Material shown:
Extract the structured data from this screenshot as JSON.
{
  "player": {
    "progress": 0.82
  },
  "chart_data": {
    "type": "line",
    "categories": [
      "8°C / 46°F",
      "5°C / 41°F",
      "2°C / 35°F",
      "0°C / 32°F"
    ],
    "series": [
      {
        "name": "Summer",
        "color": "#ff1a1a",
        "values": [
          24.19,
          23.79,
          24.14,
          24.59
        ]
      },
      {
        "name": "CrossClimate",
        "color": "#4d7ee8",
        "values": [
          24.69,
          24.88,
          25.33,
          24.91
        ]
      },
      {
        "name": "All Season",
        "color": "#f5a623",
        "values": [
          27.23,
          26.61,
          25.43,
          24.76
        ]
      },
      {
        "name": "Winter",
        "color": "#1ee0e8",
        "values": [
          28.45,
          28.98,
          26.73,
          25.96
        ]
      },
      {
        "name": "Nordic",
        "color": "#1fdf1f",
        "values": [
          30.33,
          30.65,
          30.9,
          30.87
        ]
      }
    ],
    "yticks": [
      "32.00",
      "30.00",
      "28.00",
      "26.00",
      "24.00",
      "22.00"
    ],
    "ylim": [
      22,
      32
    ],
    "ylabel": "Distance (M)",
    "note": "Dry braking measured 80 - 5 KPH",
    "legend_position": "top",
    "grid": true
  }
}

---

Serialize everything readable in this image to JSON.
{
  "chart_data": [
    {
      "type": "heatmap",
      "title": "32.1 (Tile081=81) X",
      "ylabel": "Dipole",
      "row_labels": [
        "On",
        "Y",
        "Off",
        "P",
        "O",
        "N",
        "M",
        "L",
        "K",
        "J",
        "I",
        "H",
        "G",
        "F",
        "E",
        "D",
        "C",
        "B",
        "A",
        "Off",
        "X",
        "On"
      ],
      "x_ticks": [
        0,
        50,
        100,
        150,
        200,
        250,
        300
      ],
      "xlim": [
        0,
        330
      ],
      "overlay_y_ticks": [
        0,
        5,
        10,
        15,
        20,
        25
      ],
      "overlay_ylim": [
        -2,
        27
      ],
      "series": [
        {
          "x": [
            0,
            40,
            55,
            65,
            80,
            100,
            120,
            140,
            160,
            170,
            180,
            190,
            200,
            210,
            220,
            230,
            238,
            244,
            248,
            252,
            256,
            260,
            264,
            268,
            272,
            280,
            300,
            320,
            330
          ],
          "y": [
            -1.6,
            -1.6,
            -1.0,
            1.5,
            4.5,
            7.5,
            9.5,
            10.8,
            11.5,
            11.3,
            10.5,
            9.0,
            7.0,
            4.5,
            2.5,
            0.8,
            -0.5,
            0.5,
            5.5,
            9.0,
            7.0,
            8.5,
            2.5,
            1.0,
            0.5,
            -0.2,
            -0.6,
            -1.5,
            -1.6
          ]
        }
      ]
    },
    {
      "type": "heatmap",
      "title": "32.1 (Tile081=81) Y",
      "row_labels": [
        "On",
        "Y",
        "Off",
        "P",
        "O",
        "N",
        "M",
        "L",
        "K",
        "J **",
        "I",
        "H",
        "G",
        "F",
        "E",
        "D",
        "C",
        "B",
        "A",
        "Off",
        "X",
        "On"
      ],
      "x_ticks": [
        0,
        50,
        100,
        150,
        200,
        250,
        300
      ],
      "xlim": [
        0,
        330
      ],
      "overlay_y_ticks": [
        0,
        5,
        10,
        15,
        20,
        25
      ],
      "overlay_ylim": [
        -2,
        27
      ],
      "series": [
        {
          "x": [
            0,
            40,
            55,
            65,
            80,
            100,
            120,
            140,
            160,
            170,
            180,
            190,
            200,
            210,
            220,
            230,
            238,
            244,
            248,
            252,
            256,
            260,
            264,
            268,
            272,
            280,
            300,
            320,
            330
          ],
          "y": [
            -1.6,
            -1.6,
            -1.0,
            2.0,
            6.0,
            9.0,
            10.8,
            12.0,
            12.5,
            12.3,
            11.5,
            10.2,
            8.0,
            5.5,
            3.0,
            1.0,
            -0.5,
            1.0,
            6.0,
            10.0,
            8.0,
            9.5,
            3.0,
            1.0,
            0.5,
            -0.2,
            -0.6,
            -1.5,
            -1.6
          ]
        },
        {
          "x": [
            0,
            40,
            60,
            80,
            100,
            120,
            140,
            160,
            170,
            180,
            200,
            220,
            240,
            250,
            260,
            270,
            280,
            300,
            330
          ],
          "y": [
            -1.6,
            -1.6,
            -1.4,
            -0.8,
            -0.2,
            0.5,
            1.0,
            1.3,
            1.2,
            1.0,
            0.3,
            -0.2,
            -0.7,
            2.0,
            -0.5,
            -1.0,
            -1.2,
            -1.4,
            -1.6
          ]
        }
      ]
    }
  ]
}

What to do: Report how many lines in the listing above include the word "this". Give nothing but the number.

Exercise result: 2